# Records shown
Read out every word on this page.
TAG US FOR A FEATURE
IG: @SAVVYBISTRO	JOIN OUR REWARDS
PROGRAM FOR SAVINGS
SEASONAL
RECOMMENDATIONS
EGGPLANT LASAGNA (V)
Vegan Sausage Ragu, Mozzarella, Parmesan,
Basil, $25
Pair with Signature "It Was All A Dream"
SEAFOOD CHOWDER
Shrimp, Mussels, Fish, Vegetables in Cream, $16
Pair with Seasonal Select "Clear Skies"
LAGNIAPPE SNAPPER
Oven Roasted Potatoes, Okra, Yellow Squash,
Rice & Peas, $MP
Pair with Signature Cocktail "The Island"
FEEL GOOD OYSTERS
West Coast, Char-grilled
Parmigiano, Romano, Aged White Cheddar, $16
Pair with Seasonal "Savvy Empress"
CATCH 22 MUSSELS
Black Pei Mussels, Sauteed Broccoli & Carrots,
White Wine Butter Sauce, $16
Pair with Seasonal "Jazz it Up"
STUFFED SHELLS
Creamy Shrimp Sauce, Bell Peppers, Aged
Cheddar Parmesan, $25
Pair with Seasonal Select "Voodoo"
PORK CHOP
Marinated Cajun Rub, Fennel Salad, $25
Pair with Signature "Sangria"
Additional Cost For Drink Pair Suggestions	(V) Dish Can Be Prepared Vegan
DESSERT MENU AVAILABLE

# Direction
All entries must be repeated verbatim.

# Answer
Read out every word on this page.
TAG US FOR A FEATURE
IG: @SAVVYBISTRO	JOIN OUR REWARDS
PROGRAM FOR SAVINGS
SEASONAL
RECOMMENDATIONS
EGGPLANT LASAGNA (V)
Vegan Sausage Ragu, Mozzarella, Parmesan,
Basil, $25
Pair with Signature "It Was All A Dream"
SEAFOOD CHOWDER
Shrimp, Mussels, Fish, Vegetables in Cream, $16
Pair with Seasonal Select "Clear Skies"
LAGNIAPPE SNAPPER
Oven Roasted Potatoes, Okra, Yellow Squash,
Rice & Peas, $MP
Pair with Signature Cocktail "The Island"
FEEL GOOD OYSTERS
West Coast, Char-grilled
Parmigiano, Romano, Aged White Cheddar, $16
Pair with Seasonal "Savvy Empress"
CATCH 22 MUSSELS
Black Pei Mussels, Sauteed Broccoli & Carrots,
White Wine Butter Sauce, $16
Pair with Seasonal "Jazz it Up"
STUFFED SHELLS
Creamy Shrimp Sauce, Bell Peppers, Aged
Cheddar Parmesan, $25
Pair with Seasonal Select "Voodoo"
PORK CHOP
Marinated Cajun Rub, Fennel Salad, $25
Pair with Signature "Sangria"
Additional Cost For Drink Pair Suggestions	(V) Dish Can Be Prepared Vegan
DESSERT MENU AVAILABLE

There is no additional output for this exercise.